### Exercise prompt
Your task is to print every entry below exactly as given.

### Data for the task

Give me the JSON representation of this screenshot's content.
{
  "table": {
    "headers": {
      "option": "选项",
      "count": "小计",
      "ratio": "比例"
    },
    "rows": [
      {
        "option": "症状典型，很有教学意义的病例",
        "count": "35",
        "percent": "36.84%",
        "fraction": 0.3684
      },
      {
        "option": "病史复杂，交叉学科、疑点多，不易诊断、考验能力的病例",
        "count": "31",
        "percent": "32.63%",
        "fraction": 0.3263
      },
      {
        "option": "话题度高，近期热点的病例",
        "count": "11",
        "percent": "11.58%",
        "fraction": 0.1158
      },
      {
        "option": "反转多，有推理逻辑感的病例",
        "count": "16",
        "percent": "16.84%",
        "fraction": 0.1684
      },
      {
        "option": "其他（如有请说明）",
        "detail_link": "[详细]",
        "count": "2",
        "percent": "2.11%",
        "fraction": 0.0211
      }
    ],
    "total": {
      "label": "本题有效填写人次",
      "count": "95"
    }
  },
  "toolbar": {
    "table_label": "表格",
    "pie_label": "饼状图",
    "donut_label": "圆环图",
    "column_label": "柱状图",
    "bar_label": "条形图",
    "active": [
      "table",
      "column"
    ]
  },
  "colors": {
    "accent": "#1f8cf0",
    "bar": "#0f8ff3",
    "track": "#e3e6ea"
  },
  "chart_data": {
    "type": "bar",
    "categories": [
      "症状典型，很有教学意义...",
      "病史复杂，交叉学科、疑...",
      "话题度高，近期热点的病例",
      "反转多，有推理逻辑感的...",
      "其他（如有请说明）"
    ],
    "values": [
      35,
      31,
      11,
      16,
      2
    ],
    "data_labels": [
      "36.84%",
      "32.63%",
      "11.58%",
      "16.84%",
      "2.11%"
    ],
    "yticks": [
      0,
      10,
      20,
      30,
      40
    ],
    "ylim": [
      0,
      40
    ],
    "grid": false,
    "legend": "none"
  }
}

### Completed task
Give me the JSON representation of this screenshot's content.
{
  "table": {
    "headers": {
      "option": "选项",
      "count": "小计",
      "ratio": "比例"
    },
    "rows": [
      {
        "option": "症状典型，很有教学意义的病例",
        "count": "35",
        "percent": "36.84%",
        "fraction": 0.3684
      },
      {
        "option": "病史复杂，交叉学科、疑点多，不易诊断、考验能力的病例",
        "count": "31",
        "percent": "32.63%",
        "fraction": 0.3263
      },
      {
        "option": "话题度高，近期热点的病例",
        "count": "11",
        "percent": "11.58%",
        "fraction": 0.1158
      },
      {
        "option": "反转多，有推理逻辑感的病例",
        "count": "16",
        "percent": "16.84%",
        "fraction": 0.1684
      },
      {
        "option": "其他（如有请说明）",
        "detail_link": "[详细]",
        "count": "2",
        "percent": "2.11%",
        "fraction": 0.0211
      }
    ],
    "total": {
      "label": "本题有效填写人次",
      "count": "95"
    }
  },
  "toolbar": {
    "table_label": "表格",
    "pie_label": "饼状图",
    "donut_label": "圆环图",
    "column_label": "柱状图",
    "bar_label": "条形图",
    "active": [
      "table",
      "column"
    ]
  },
  "colors": {
    "accent": "#1f8cf0",
    "bar": "#0f8ff3",
    "track": "#e3e6ea"
  },
  "chart_data": {
    "type": "bar",
    "categories": [
      "症状典型，很有教学意义...",
      "病史复杂，交叉学科、疑...",
      "话题度高，近期热点的病例",
      "反转多，有推理逻辑感的...",
      "其他（如有请说明）"
    ],
    "values": [
      35,
      31,
      11,
      16,
      2
    ],
    "data_labels": [
      "36.84%",
      "32.63%",
      "11.58%",
      "16.84%",
      "2.11%"
    ],
    "yticks": [
      0,
      10,
      20,
      30,
      40
    ],
    "ylim": [
      0,
      40
    ],
    "grid": false,
    "legend": "none"
  }
}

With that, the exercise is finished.